▶

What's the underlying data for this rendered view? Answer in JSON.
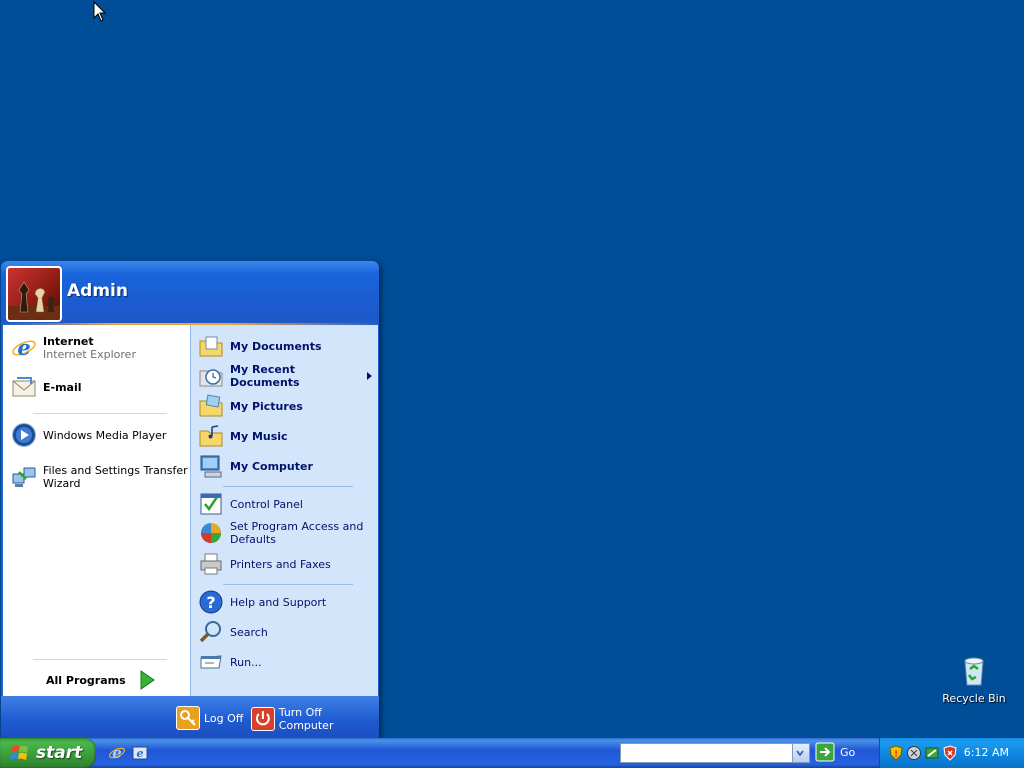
{
  "desktop": {
    "icons": [
      {
        "label": "Recycle Bin",
        "icon": "recycle-bin-icon"
      }
    ]
  },
  "start_menu": {
    "user": {
      "name": "Admin",
      "avatar": "chess-avatar"
    },
    "pinned": [
      {
        "title": "Internet",
        "subtitle": "Internet Explorer",
        "icon": "internet-explorer-icon"
      },
      {
        "title": "E-mail",
        "icon": "email-icon"
      }
    ],
    "recent": [
      {
        "title": "Windows Media Player",
        "icon": "media-player-icon"
      },
      {
        "title": "Files and Settings Transfer",
        "title2": "Wizard",
        "icon": "transfer-wizard-icon"
      }
    ],
    "all_programs": "All Programs",
    "places": [
      {
        "label": "My Documents",
        "icon": "folder-documents-icon"
      },
      {
        "label": "My Recent Documents",
        "icon": "recent-documents-icon",
        "has_submenu": true
      },
      {
        "label": "My Pictures",
        "icon": "folder-pictures-icon"
      },
      {
        "label": "My Music",
        "icon": "folder-music-icon"
      },
      {
        "label": "My Computer",
        "icon": "computer-icon"
      }
    ],
    "settings": [
      {
        "label": "Control Panel",
        "icon": "control-panel-icon"
      },
      {
        "label": "Set Program Access and",
        "label2": "Defaults",
        "icon": "program-access-icon"
      },
      {
        "label": "Printers and Faxes",
        "icon": "printer-icon"
      }
    ],
    "tools": [
      {
        "label": "Help and Support",
        "icon": "help-icon"
      },
      {
        "label": "Search",
        "icon": "search-icon"
      },
      {
        "label": "Run...",
        "icon": "run-icon"
      }
    ],
    "footer": {
      "log_off": "Log Off",
      "turn_off": "Turn Off Computer"
    }
  },
  "taskbar": {
    "start_label": "start",
    "quick_launch": [
      "internet-explorer-icon",
      "show-desktop-icon"
    ],
    "search": {
      "value": "",
      "go_label": "Go"
    },
    "tray_icons": [
      "security-shield-icon",
      "network-icon",
      "update-icon",
      "antivirus-icon"
    ],
    "clock": "6:12 AM"
  },
  "colors": {
    "desktop": "#004e98",
    "taskbar": "#245edb",
    "start_button": "#3c9e3c",
    "right_pane": "#d3e5fa"
  }
}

◀

Action item
Your answer must be an exact copy of the listing, with every picture omitted.

Result of the exercise
What's the underlying data for this rendered view? Answer in JSON.
{
  "desktop": {
    "icons": [
      {
        "label": "Recycle Bin",
        "icon": "recycle-bin-icon"
      }
    ]
  },
  "start_menu": {
    "user": {
      "name": "Admin",
      "avatar": "chess-avatar"
    },
    "pinned": [
      {
        "title": "Internet",
        "subtitle": "Internet Explorer",
        "icon": "internet-explorer-icon"
      },
      {
        "title": "E-mail",
        "icon": "email-icon"
      }
    ],
    "recent": [
      {
        "title": "Windows Media Player",
        "icon": "media-player-icon"
      },
      {
        "title": "Files and Settings Transfer",
        "title2": "Wizard",
        "icon": "transfer-wizard-icon"
      }
    ],
    "all_programs": "All Programs",
    "places": [
      {
        "label": "My Documents",
        "icon": "folder-documents-icon"
      },
      {
        "label": "My Recent Documents",
        "icon": "recent-documents-icon",
        "has_submenu": true
      },
      {
        "label": "My Pictures",
        "icon": "folder-pictures-icon"
      },
      {
        "label": "My Music",
        "icon": "folder-music-icon"
      },
      {
        "label": "My Computer",
        "icon": "computer-icon"
      }
    ],
    "settings": [
      {
        "label": "Control Panel",
        "icon": "control-panel-icon"
      },
      {
        "label": "Set Program Access and",
        "label2": "Defaults",
        "icon": "program-access-icon"
      },
      {
        "label": "Printers and Faxes",
        "icon": "printer-icon"
      }
    ],
    "tools": [
      {
        "label": "Help and Support",
        "icon": "help-icon"
      },
      {
        "label": "Search",
        "icon": "search-icon"
      },
      {
        "label": "Run...",
        "icon": "run-icon"
      }
    ],
    "footer": {
      "log_off": "Log Off",
      "turn_off": "Turn Off Computer"
    }
  },
  "taskbar": {
    "start_label": "start",
    "quick_launch": [
      "internet-explorer-icon",
      "show-desktop-icon"
    ],
    "search": {
      "value": "",
      "go_label": "Go"
    },
    "tray_icons": [
      "security-shield-icon",
      "network-icon",
      "update-icon",
      "antivirus-icon"
    ],
    "clock": "6:12 AM"
  },
  "colors": {
    "desktop": "#004e98",
    "taskbar": "#245edb",
    "start_button": "#3c9e3c",
    "right_pane": "#d3e5fa"
  }
}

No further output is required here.